▸ **DATA FOR THIS EXERCISE**:

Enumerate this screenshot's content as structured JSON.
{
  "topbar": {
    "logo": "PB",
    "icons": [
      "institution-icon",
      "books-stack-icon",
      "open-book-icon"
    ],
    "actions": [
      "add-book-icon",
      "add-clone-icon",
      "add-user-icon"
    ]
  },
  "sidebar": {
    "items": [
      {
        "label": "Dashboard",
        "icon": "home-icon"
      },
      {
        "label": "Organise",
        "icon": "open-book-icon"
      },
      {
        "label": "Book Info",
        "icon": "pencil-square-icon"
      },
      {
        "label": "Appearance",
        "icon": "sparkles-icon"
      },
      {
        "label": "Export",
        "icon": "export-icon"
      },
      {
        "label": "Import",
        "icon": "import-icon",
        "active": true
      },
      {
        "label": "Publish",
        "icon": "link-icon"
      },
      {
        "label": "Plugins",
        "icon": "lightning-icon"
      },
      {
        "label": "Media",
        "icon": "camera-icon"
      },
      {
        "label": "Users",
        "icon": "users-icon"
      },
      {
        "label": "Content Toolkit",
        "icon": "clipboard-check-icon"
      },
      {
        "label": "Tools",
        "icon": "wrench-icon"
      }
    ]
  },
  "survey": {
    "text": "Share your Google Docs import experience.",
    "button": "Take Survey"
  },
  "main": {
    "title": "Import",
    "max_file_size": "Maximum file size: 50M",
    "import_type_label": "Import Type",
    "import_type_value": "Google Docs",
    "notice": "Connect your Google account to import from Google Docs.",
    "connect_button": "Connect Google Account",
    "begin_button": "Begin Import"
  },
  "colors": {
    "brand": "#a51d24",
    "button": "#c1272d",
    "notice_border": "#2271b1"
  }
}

▸ **STATED PROBLEM**:
Select and copy each line from the data that includes the word "your".

▸ **WRITTEN SOLUTION**:
    "text": "Share your Google Docs import experience.",
    "notice": "Connect your Google account to import from Google Docs.",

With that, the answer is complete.